**** Input rows ****

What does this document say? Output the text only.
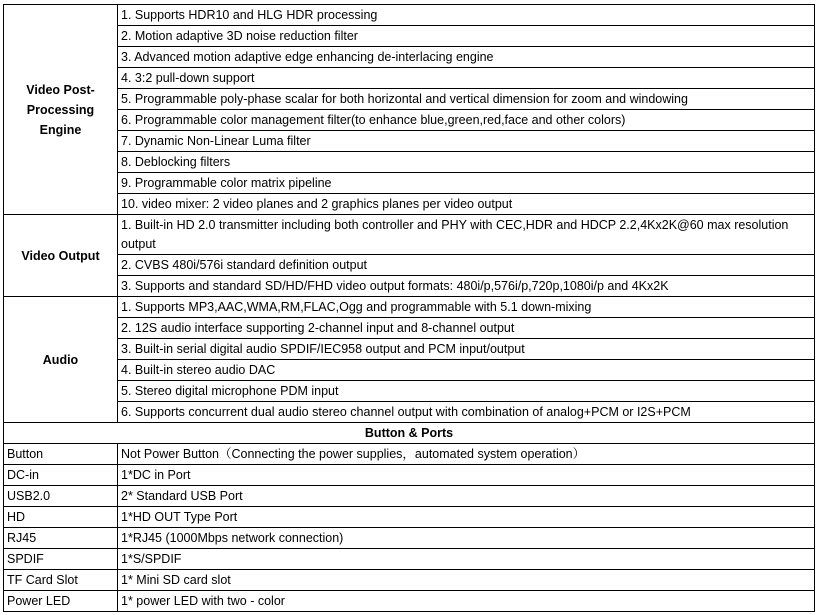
Video Post-Processing Engine	1. Supports HDR10 and HLG HDR processing
	2. Motion adaptive 3D noise reduction filter
	3. Advanced motion adaptive edge enhancing de-interlacing engine
	4. 3:2 pull-down support
	5. Programmable poly-phase scalar for both horizontal and vertical dimension for zoom and windowing
	6. Programmable color management filter(to enhance blue,green,red,face and other colors)
	7. Dynamic Non-Linear Luma filter
	8. Deblocking filters
	9. Programmable color matrix pipeline
	10. video mixer: 2 video planes and 2 graphics planes per video output
Video Output	1. Built-in HD 2.0 transmitter including both controller and PHY with CEC,HDR and HDCP 2.2,4Kx2K@60 max resolution output
	2. CVBS 480i/576i standard definition output
	3. Supports and standard SD/HD/FHD video output formats: 480i/p,576i/p,720p,1080i/p and 4Kx2K
Audio	1. Supports MP3,AAC,WMA,RM,FLAC,Ogg and programmable with 5.1 down-mixing
	2. 12S audio interface supporting 2-channel input and 8-channel output
	3. Built-in serial digital audio SPDIF/IEC958 output and PCM input/output
	4. Built-in stereo audio DAC
	5. Stereo digital microphone PDM input
	6. Supports concurrent dual audio stereo channel output with combination of analog+PCM or I2S+PCM
Button & Ports	
Button	Not Power Button（Connecting the power supplies，automated system operation）
DC-in	1*DC in Port
USB2.0	2* Standard USB Port
HD	1*HD OUT Type Port
RJ45	1*RJ45 (1000Mbps network connection)
SPDIF	1*S/SPDIF
TF Card Slot	1* Mini SD card slot
Power LED	1* power LED with two - color
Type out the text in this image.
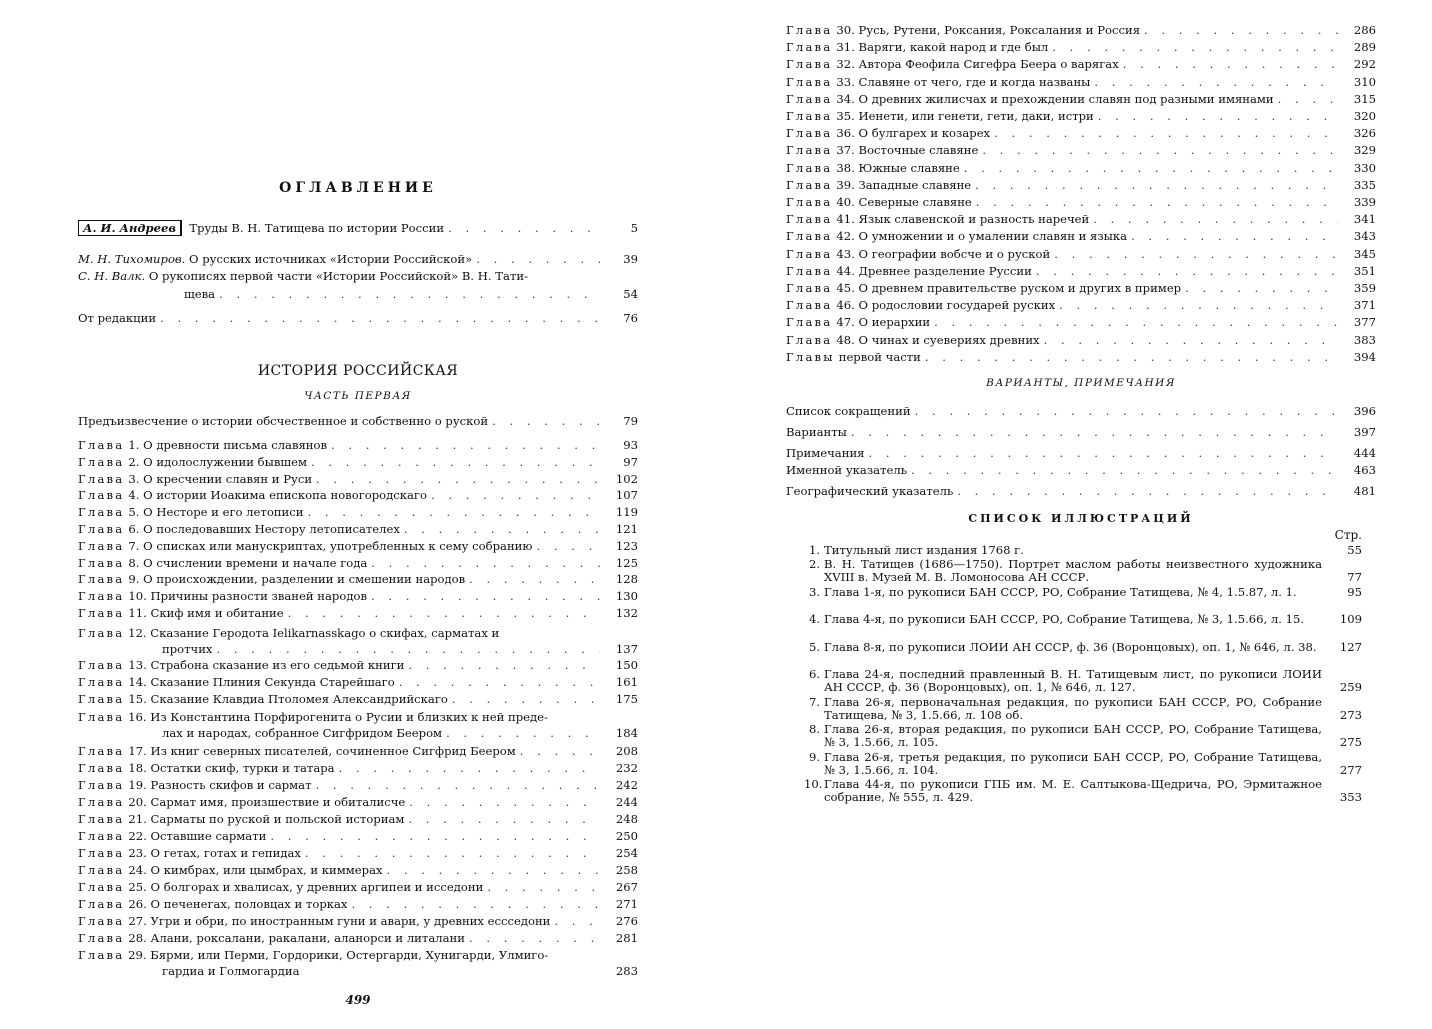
ОГЛАВЛЕНИЕ
А. И. Андреев Труды В. Н. Татищева по истории России . . .	5
М. Н. Тихомиров. О русских источниках «Истории Российской» . . .	39
С. Н. Валк. О рукописях первой части «Истории Российской» В. Н. Тати-
щева . . .	54
От редакции . . .	76
ИСТОРИЯ РОССИЙСКАЯ
ЧАСТЬ ПЕРВАЯ
Предъизвесчение о истории обсчественное и собственно о руской . . .	79
Глава 1. О древности письма славянов . . .	93
Глава 2. О идолослужении бывшем . . .	97
Глава 3. О кресчении славян и Руси . . .	102
Глава 4. О истории Иоакима епископа новогородскаго . . .	107
Глава 5. О Несторе и его летописи . . .	119
Глава 6. О последовавших Нестору летописателех . . .	121
Глава 7. О списках или манускриптах, употребленных к сему собранию . . .	123
Глава 8. О счислении времени и начале года . . .	125
Глава 9. О происхождении, разделении и смешении народов . . .	128
Глава 10. Причины разности званей народов . . .	130
Глава 11. Скиф имя и обитание . . .	132
Глава 12. Сказание Геродота Ielikarnasskago o скифах, сарматах и
протчих . . .	137
Глава 13. Страбона сказание из его седьмой книги . . .	150
Глава 14. Сказание Плиния Секунда Старейшаго . . .	161
Глава 15. Сказание Клавдиа Птоломея Александрийскаго . . .	175
Глава 16. Из Константина Порфирогенита о Русии и близких к ней преде-
лах и народах, собранное Сигфридом Беером . . .	184
Глава 17. Из книг северных писателей, сочиненное Сигфрид Беером . . .	208
Глава 18. Остатки скиф, турки и татара . . .	232
Глава 19. Разность скифов и сармат . . .	242
Глава 20. Сармат имя, произшествие и обиталисче . . .	244
Глава 21. Сарматы по руской и польской историам . . .	248
Глава 22. Оставшие сармати . . .	250
Глава 23. О гетах, готах и гепидах . . .	254
Глава 24. О кимбрах, или цымбрах, и киммерах . . .	258
Глава 25. О болгорах и хвалисах, у древних аргипеи и исседони . . .	267
Глава 26. О печенегах, половцах и торках . . .	271
Глава 27. Угри и обри, по иностранным гуни и авари, у древних ессседони . . .	276
Глава 28. Алани, роксалани, ракалани, аланорси и литалани . . .	281
Глава 29. Бярми, или Перми, Гордорики, Остергарди, Хунигарди, Улмиго-
гардиа и Голмогардиа	283
499
Глава 30. Русь, Рутени, Роксания, Роксалания и Россия . . .	286
Глава 31. Варяги, какой народ и где был . . .	289
Глава 32. Автора Феофила Сигефра Беера о варягах . . .	292
Глава 33. Славяне от чего, где и когда названы . . .	310
Глава 34. О древних жилисчах и прехождении славян под разными имянами . . .	315
Глава 35. Иенети, или генети, гети, даки, истри . . .	320
Глава 36. О булгарех и козарех . . .	326
Глава 37. Восточные славяне . . .	329
Глава 38. Южные славяне . . .	330
Глава 39. Западные славяне . . .	335
Глава 40. Северные славяне . . .	339
Глава 41. Язык славенской и разность наречей . . .	341
Глава 42. О умножении и о умалении славян и языка . . .	343
Глава 43. О географии вобсче и о руской . . .	345
Глава 44. Древнее разделение Руссии . . .	351
Глава 45. О древнем правительстве руском и других в пример . . .	359
Глава 46. О родословии государей руских . . .	371
Глава 47. О иерархии . . .	377
Глава 48. О чинах и суевериях древних . . .	383
Главы первой части . . .	394
ВАРИАНТЫ, ПРИМЕЧАНИЯ
Список сокращений . . .	396
Варианты . . .	397
Примечания . . .	444
Именной указатель . . .	463
Географический указатель . . .	481
СПИСОК ИЛЛЮСТРАЦИЙ
Стр.
1. Титульный лист издания 1768 г.	55
2. В. Н. Татищев (1686—1750). Портрет маслом работы неизвестного художника XVIII в. Музей М. В. Ломоносова АН СССР.	77
3. Глава 1-я, по рукописи БАН СССР, РО, Собрание Татищева, № 4, 1.5.87, л. 1.	95
4. Глава 4-я, по рукописи БАН СССР, РО, Собрание Татищева, № 3, 1.5.66, л. 15.	109
5. Глава 8-я, по рукописи ЛОИИ АН СССР, ф. 36 (Воронцовых), оп. 1, № 646, л. 38.	127
6. Глава 24-я, последний правленный В. Н. Татищевым лист, по рукописи ЛОИИ АН СССР, ф. 36 (Воронцовых), оп. 1, № 646, л. 127.	259
7. Глава 26-я, первоначальная редакция, по рукописи БАН СССР, РО, Собрание Татищева, № 3, 1.5.66, л. 108 об.	273
8. Глава 26-я, вторая редакция, по рукописи БАН СССР, РО, Собрание Татищева, № 3, 1.5.66, л. 105.	275
9. Глава 26-я, третья редакция, по рукописи БАН СССР, РО, Собрание Татищева, № 3, 1.5.66, л. 104.	277
10. Глава 44-я, по рукописи ГПБ им. М. Е. Салтыкова-Щедрича, РО, Эрмитажное собрание, № 555, л. 429.	353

****

Problem requirements: Exclude the pictures, and transcribe all of the material exactly.

Solution to the problem:
What does this document say? Output the text only.
Video Post-Processing Engine	1. Supports HDR10 and HLG HDR processing
	2. Motion adaptive 3D noise reduction filter
	3. Advanced motion adaptive edge enhancing de-interlacing engine
	4. 3:2 pull-down support
	5. Programmable poly-phase scalar for both horizontal and vertical dimension for zoom and windowing
	6. Programmable color management filter(to enhance blue,green,red,face and other colors)
	7. Dynamic Non-Linear Luma filter
	8. Deblocking filters
	9. Programmable color matrix pipeline
	10. video mixer: 2 video planes and 2 graphics planes per video output
Video Output	1. Built-in HD 2.0 transmitter including both controller and PHY with CEC,HDR and HDCP 2.2,4Kx2K@60 max resolution output
	2. CVBS 480i/576i standard definition output
	3. Supports and standard SD/HD/FHD video output formats: 480i/p,576i/p,720p,1080i/p and 4Kx2K
Audio	1. Supports MP3,AAC,WMA,RM,FLAC,Ogg and programmable with 5.1 down-mixing
	2. 12S audio interface supporting 2-channel input and 8-channel output
	3. Built-in serial digital audio SPDIF/IEC958 output and PCM input/output
	4. Built-in stereo audio DAC
	5. Stereo digital microphone PDM input
	6. Supports concurrent dual audio stereo channel output with combination of analog+PCM or I2S+PCM
Button & Ports	
Button	Not Power Button（Connecting the power supplies，automated system operation）
DC-in	1*DC in Port
USB2.0	2* Standard USB Port
HD	1*HD OUT Type Port
RJ45	1*RJ45 (1000Mbps network connection)
SPDIF	1*S/SPDIF
TF Card Slot	1* Mini SD card slot
Power LED	1* power LED with two - color
Type out the text in this image.
ОГЛАВЛЕНИЕ
А. И. Андреев Труды В. Н. Татищева по истории России . . .	5
М. Н. Тихомиров. О русских источниках «Истории Российской» . . .	39
С. Н. Валк. О рукописях первой части «Истории Российской» В. Н. Тати-
щева . . .	54
От редакции . . .	76
ИСТОРИЯ РОССИЙСКАЯ
ЧАСТЬ ПЕРВАЯ
Предъизвесчение о истории обсчественное и собственно о руской . . .	79
Глава 1. О древности письма славянов . . .	93
Глава 2. О идолослужении бывшем . . .	97
Глава 3. О кресчении славян и Руси . . .	102
Глава 4. О истории Иоакима епископа новогородскаго . . .	107
Глава 5. О Несторе и его летописи . . .	119
Глава 6. О последовавших Нестору летописателех . . .	121
Глава 7. О списках или манускриптах, употребленных к сему собранию . . .	123
Глава 8. О счислении времени и начале года . . .	125
Глава 9. О происхождении, разделении и смешении народов . . .	128
Глава 10. Причины разности званей народов . . .	130
Глава 11. Скиф имя и обитание . . .	132
Глава 12. Сказание Геродота Ielikarnasskago o скифах, сарматах и
протчих . . .	137
Глава 13. Страбона сказание из его седьмой книги . . .	150
Глава 14. Сказание Плиния Секунда Старейшаго . . .	161
Глава 15. Сказание Клавдиа Птоломея Александрийскаго . . .	175
Глава 16. Из Константина Порфирогенита о Русии и близких к ней преде-
лах и народах, собранное Сигфридом Беером . . .	184
Глава 17. Из книг северных писателей, сочиненное Сигфрид Беером . . .	208
Глава 18. Остатки скиф, турки и татара . . .	232
Глава 19. Разность скифов и сармат . . .	242
Глава 20. Сармат имя, произшествие и обиталисче . . .	244
Глава 21. Сарматы по руской и польской историам . . .	248
Глава 22. Оставшие сармати . . .	250
Глава 23. О гетах, готах и гепидах . . .	254
Глава 24. О кимбрах, или цымбрах, и киммерах . . .	258
Глава 25. О болгорах и хвалисах, у древних аргипеи и исседони . . .	267
Глава 26. О печенегах, половцах и торках . . .	271
Глава 27. Угри и обри, по иностранным гуни и авари, у древних ессседони . . .	276
Глава 28. Алани, роксалани, ракалани, аланорси и литалани . . .	281
Глава 29. Бярми, или Перми, Гордорики, Остергарди, Хунигарди, Улмиго-
гардиа и Голмогардиа	283
499
Глава 30. Русь, Рутени, Роксания, Роксалания и Россия . . .	286
Глава 31. Варяги, какой народ и где был . . .	289
Глава 32. Автора Феофила Сигефра Беера о варягах . . .	292
Глава 33. Славяне от чего, где и когда названы . . .	310
Глава 34. О древних жилисчах и прехождении славян под разными имянами . . .	315
Глава 35. Иенети, или генети, гети, даки, истри . . .	320
Глава 36. О булгарех и козарех . . .	326
Глава 37. Восточные славяне . . .	329
Глава 38. Южные славяне . . .	330
Глава 39. Западные славяне . . .	335
Глава 40. Северные славяне . . .	339
Глава 41. Язык славенской и разность наречей . . .	341
Глава 42. О умножении и о умалении славян и языка . . .	343
Глава 43. О географии вобсче и о руской . . .	345
Глава 44. Древнее разделение Руссии . . .	351
Глава 45. О древнем правительстве руском и других в пример . . .	359
Глава 46. О родословии государей руских . . .	371
Глава 47. О иерархии . . .	377
Глава 48. О чинах и суевериях древних . . .	383
Главы первой части . . .	394
ВАРИАНТЫ, ПРИМЕЧАНИЯ
Список сокращений . . .	396
Варианты . . .	397
Примечания . . .	444
Именной указатель . . .	463
Географический указатель . . .	481
СПИСОК ИЛЛЮСТРАЦИЙ
Стр.
1. Титульный лист издания 1768 г.	55
2. В. Н. Татищев (1686—1750). Портрет маслом работы неизвестного художника XVIII в. Музей М. В. Ломоносова АН СССР.	77
3. Глава 1-я, по рукописи БАН СССР, РО, Собрание Татищева, № 4, 1.5.87, л. 1.	95
4. Глава 4-я, по рукописи БАН СССР, РО, Собрание Татищева, № 3, 1.5.66, л. 15.	109
5. Глава 8-я, по рукописи ЛОИИ АН СССР, ф. 36 (Воронцовых), оп. 1, № 646, л. 38.	127
6. Глава 24-я, последний правленный В. Н. Татищевым лист, по рукописи ЛОИИ АН СССР, ф. 36 (Воронцовых), оп. 1, № 646, л. 127.	259
7. Глава 26-я, первоначальная редакция, по рукописи БАН СССР, РО, Собрание Татищева, № 3, 1.5.66, л. 108 об.	273
8. Глава 26-я, вторая редакция, по рукописи БАН СССР, РО, Собрание Татищева, № 3, 1.5.66, л. 105.	275
9. Глава 26-я, третья редакция, по рукописи БАН СССР, РО, Собрание Татищева, № 3, 1.5.66, л. 104.	277
10. Глава 44-я, по рукописи ГПБ им. М. Е. Салтыкова-Щедрича, РО, Эрмитажное собрание, № 555, л. 429.	353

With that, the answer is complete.